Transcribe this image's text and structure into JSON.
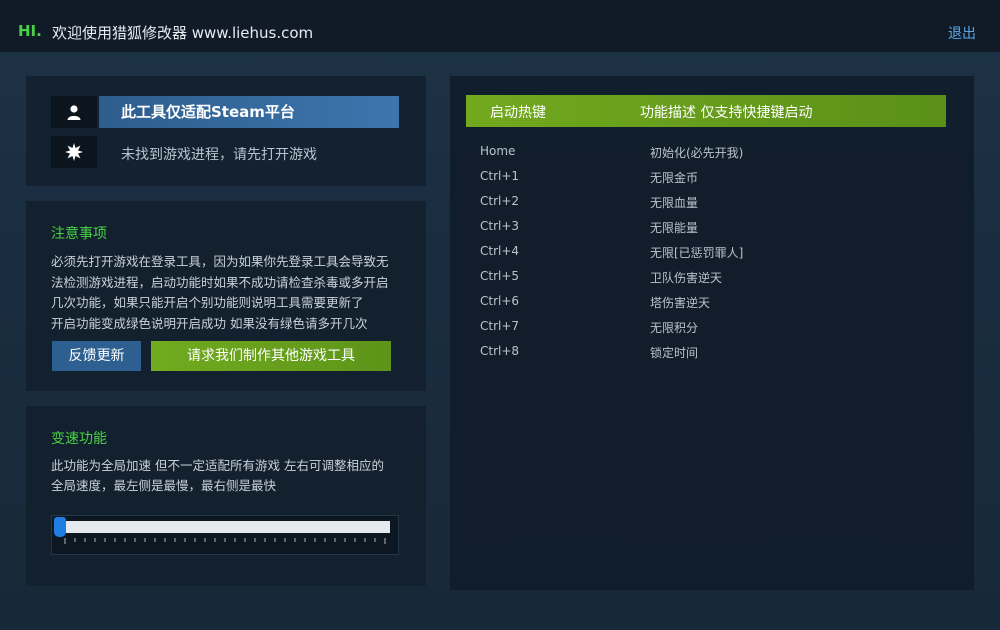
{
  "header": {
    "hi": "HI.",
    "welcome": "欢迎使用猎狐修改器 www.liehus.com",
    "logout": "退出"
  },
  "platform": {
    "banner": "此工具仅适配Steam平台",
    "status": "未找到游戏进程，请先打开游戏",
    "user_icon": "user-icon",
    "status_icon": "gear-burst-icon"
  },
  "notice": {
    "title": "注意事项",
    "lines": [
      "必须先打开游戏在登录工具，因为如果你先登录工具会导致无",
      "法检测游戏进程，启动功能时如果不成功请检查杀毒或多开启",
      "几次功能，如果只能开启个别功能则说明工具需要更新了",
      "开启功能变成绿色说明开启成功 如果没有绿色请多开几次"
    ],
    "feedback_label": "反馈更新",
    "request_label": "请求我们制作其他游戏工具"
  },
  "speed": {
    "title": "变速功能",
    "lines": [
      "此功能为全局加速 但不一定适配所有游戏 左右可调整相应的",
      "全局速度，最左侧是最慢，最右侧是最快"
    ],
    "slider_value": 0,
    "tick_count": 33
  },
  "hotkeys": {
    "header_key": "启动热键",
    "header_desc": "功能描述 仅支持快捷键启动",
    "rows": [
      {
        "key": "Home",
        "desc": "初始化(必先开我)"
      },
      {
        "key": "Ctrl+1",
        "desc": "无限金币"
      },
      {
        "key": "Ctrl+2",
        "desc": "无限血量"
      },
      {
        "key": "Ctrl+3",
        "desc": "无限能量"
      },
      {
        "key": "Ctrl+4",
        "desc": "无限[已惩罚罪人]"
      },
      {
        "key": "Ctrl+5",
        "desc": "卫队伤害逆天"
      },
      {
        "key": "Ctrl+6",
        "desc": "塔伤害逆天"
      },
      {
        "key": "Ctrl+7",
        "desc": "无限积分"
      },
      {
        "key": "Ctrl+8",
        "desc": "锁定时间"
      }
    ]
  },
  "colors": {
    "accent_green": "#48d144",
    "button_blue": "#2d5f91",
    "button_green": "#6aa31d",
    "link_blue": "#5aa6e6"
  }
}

**INSTRUCTIONS FOR THE TASK:**
Copy out the data above exactly, except the pictures.

**RESULT:**
Transcribe this image's text and structure into JSON.
{
  "header": {
    "hi": "HI.",
    "welcome": "欢迎使用猎狐修改器 www.liehus.com",
    "logout": "退出"
  },
  "platform": {
    "banner": "此工具仅适配Steam平台",
    "status": "未找到游戏进程，请先打开游戏",
    "user_icon": "user-icon",
    "status_icon": "gear-burst-icon"
  },
  "notice": {
    "title": "注意事项",
    "lines": [
      "必须先打开游戏在登录工具，因为如果你先登录工具会导致无",
      "法检测游戏进程，启动功能时如果不成功请检查杀毒或多开启",
      "几次功能，如果只能开启个别功能则说明工具需要更新了",
      "开启功能变成绿色说明开启成功 如果没有绿色请多开几次"
    ],
    "feedback_label": "反馈更新",
    "request_label": "请求我们制作其他游戏工具"
  },
  "speed": {
    "title": "变速功能",
    "lines": [
      "此功能为全局加速 但不一定适配所有游戏 左右可调整相应的",
      "全局速度，最左侧是最慢，最右侧是最快"
    ],
    "slider_value": 0,
    "tick_count": 33
  },
  "hotkeys": {
    "header_key": "启动热键",
    "header_desc": "功能描述 仅支持快捷键启动",
    "rows": [
      {
        "key": "Home",
        "desc": "初始化(必先开我)"
      },
      {
        "key": "Ctrl+1",
        "desc": "无限金币"
      },
      {
        "key": "Ctrl+2",
        "desc": "无限血量"
      },
      {
        "key": "Ctrl+3",
        "desc": "无限能量"
      },
      {
        "key": "Ctrl+4",
        "desc": "无限[已惩罚罪人]"
      },
      {
        "key": "Ctrl+5",
        "desc": "卫队伤害逆天"
      },
      {
        "key": "Ctrl+6",
        "desc": "塔伤害逆天"
      },
      {
        "key": "Ctrl+7",
        "desc": "无限积分"
      },
      {
        "key": "Ctrl+8",
        "desc": "锁定时间"
      }
    ]
  },
  "colors": {
    "accent_green": "#48d144",
    "button_blue": "#2d5f91",
    "button_green": "#6aa31d",
    "link_blue": "#5aa6e6"
  }
}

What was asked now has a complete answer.